# DATASET ROWS start

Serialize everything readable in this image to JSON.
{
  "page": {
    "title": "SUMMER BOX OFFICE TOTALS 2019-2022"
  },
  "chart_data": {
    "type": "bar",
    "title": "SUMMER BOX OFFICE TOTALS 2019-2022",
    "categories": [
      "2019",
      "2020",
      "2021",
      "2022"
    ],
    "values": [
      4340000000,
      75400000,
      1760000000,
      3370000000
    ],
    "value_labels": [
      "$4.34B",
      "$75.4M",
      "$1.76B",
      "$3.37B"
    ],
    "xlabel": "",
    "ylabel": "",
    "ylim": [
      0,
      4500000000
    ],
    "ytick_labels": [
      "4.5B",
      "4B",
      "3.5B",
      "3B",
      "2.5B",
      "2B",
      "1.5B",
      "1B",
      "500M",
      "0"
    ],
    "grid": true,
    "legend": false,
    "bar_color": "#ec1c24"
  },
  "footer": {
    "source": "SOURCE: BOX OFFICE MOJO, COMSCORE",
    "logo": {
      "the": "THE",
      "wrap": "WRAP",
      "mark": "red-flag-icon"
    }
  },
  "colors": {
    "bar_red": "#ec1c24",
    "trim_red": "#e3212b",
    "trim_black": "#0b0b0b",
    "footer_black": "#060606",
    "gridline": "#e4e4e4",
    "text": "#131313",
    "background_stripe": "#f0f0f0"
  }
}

# DATASET ROWS end

_TO BE DONE_. Repeat all the entries word for word.

_COMPLETED TASK_.
Serialize everything readable in this image to JSON.
{
  "page": {
    "title": "SUMMER BOX OFFICE TOTALS 2019-2022"
  },
  "chart_data": {
    "type": "bar",
    "title": "SUMMER BOX OFFICE TOTALS 2019-2022",
    "categories": [
      "2019",
      "2020",
      "2021",
      "2022"
    ],
    "values": [
      4340000000,
      75400000,
      1760000000,
      3370000000
    ],
    "value_labels": [
      "$4.34B",
      "$75.4M",
      "$1.76B",
      "$3.37B"
    ],
    "xlabel": "",
    "ylabel": "",
    "ylim": [
      0,
      4500000000
    ],
    "ytick_labels": [
      "4.5B",
      "4B",
      "3.5B",
      "3B",
      "2.5B",
      "2B",
      "1.5B",
      "1B",
      "500M",
      "0"
    ],
    "grid": true,
    "legend": false,
    "bar_color": "#ec1c24"
  },
  "footer": {
    "source": "SOURCE: BOX OFFICE MOJO, COMSCORE",
    "logo": {
      "the": "THE",
      "wrap": "WRAP",
      "mark": "red-flag-icon"
    }
  },
  "colors": {
    "bar_red": "#ec1c24",
    "trim_red": "#e3212b",
    "trim_black": "#0b0b0b",
    "footer_black": "#060606",
    "gridline": "#e4e4e4",
    "text": "#131313",
    "background_stripe": "#f0f0f0"
  }
}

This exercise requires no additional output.